Direction -
State how many lines hold the word "that", with no other words.

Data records
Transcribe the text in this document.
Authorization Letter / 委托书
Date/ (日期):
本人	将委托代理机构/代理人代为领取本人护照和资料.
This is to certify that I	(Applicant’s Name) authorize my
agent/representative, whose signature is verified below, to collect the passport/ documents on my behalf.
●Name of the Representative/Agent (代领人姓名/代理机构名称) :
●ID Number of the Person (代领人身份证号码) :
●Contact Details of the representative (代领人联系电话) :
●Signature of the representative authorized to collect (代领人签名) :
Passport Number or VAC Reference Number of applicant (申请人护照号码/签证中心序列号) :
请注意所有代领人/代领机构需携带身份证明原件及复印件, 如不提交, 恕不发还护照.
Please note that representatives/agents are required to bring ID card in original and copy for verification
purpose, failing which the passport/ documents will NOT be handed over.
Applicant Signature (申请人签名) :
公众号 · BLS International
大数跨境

Full response -
2